### Problem requirements
Compute how many lines in the entries below contain "document", and output nothing but the number.

— START OF Dataset entries —

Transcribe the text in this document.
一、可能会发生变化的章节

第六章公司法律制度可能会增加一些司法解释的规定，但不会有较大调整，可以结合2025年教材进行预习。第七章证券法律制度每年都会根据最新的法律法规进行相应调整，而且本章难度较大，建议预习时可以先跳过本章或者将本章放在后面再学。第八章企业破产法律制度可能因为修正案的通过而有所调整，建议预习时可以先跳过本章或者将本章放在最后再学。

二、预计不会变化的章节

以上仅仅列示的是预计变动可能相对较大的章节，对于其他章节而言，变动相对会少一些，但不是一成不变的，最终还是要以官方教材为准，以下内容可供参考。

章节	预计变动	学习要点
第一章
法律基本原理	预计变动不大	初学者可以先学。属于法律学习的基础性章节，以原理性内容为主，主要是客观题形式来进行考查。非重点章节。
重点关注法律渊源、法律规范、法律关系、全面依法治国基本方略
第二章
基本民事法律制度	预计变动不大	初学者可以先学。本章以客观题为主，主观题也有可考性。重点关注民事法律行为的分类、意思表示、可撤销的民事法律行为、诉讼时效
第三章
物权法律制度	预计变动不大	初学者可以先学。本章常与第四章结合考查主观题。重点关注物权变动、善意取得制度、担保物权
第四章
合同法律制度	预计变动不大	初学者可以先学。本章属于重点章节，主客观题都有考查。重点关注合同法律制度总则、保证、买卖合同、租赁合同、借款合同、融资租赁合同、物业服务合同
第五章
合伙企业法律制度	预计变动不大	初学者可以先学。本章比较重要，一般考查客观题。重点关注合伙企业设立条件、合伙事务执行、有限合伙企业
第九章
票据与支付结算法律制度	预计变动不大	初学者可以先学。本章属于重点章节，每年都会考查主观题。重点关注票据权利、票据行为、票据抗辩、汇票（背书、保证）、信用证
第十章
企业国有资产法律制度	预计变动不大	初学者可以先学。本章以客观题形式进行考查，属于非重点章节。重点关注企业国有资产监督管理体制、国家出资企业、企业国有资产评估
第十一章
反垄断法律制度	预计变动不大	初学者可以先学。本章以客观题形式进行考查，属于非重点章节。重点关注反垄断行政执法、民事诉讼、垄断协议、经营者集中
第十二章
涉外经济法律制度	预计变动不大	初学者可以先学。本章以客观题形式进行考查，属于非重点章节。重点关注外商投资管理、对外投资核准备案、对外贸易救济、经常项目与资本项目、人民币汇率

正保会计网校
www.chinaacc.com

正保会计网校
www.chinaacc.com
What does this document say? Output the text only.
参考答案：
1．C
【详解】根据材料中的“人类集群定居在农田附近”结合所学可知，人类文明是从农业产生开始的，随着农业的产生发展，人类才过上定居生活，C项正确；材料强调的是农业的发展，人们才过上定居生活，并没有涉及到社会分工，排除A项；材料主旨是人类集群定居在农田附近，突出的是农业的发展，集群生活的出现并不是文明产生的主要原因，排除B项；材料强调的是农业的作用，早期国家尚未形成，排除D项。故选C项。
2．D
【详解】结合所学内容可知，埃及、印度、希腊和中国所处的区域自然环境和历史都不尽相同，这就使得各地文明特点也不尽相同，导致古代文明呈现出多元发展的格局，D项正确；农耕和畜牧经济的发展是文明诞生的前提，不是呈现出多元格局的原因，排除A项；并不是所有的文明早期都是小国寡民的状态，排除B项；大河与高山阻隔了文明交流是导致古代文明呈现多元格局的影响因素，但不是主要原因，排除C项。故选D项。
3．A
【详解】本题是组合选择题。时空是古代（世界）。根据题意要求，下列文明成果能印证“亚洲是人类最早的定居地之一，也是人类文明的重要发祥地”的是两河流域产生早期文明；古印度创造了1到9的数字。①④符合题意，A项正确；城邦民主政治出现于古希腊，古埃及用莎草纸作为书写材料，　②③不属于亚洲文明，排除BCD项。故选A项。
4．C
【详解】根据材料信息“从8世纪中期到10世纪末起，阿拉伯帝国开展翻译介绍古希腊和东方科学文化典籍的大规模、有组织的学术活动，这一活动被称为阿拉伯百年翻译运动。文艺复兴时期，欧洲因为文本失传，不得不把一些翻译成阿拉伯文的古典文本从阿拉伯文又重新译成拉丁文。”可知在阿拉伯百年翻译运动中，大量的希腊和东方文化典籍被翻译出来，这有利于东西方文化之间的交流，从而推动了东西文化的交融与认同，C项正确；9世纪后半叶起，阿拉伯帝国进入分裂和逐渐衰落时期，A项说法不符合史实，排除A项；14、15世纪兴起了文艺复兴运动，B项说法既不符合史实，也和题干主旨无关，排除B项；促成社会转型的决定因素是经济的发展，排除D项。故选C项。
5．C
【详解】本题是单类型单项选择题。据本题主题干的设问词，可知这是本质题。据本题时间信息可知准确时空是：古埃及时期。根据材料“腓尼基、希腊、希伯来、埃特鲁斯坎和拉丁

— END OF Dataset entries —
— START OF Dataset entries —

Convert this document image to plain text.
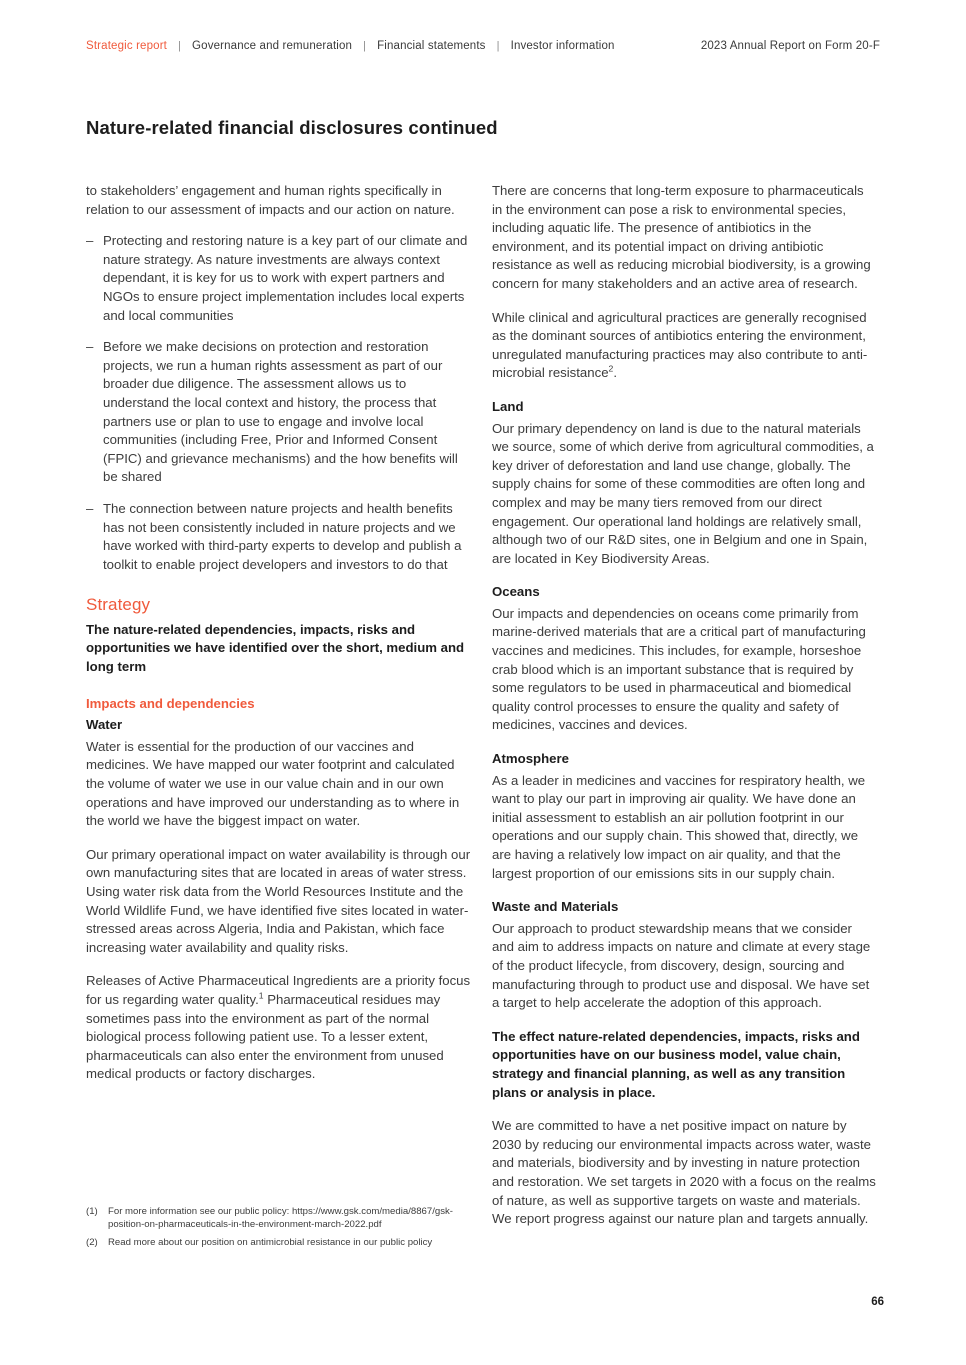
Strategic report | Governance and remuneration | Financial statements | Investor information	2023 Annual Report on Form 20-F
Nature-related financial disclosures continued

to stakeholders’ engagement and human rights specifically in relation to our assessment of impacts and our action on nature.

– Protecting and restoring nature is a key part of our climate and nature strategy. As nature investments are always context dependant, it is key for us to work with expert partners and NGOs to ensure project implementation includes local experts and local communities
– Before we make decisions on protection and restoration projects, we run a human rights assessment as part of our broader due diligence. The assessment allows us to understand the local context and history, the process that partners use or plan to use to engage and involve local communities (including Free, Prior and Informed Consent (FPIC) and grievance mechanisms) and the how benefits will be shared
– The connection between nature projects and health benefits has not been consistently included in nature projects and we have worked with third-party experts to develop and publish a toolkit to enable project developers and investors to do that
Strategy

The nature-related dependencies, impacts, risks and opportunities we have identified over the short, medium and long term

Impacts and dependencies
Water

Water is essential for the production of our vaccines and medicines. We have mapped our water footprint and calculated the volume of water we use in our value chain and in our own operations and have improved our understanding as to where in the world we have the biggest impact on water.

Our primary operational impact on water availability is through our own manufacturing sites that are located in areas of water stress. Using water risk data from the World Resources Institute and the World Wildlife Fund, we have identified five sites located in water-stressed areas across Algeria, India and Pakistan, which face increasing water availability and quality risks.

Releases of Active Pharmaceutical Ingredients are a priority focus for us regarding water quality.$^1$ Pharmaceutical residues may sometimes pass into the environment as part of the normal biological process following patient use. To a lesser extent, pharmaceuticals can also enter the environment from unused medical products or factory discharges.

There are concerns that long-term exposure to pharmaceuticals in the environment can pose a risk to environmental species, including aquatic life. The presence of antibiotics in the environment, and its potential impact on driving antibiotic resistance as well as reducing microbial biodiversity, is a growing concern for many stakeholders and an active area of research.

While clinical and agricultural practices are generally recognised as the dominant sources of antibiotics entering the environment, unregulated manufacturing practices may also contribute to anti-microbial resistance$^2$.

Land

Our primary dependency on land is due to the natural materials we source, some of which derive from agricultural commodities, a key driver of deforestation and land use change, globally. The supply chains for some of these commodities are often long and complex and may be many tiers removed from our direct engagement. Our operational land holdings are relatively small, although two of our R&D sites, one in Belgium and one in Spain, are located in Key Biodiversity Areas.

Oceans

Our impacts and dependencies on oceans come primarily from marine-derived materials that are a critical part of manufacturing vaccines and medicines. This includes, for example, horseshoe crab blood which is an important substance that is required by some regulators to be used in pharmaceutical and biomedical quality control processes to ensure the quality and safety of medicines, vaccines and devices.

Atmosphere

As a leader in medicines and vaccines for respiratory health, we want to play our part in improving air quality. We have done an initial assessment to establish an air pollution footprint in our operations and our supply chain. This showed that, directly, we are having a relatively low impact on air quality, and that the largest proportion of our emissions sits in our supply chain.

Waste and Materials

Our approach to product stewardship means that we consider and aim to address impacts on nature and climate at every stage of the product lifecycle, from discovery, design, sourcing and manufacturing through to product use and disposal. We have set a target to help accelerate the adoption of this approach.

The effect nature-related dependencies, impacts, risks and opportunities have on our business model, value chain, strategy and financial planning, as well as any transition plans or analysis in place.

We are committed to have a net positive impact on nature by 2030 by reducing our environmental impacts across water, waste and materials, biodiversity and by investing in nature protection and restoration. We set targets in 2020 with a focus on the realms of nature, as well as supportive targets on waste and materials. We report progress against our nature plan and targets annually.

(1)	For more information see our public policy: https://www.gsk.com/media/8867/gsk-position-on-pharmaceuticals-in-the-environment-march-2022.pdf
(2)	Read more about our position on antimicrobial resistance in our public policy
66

— END OF Dataset entries —

### Correct result
3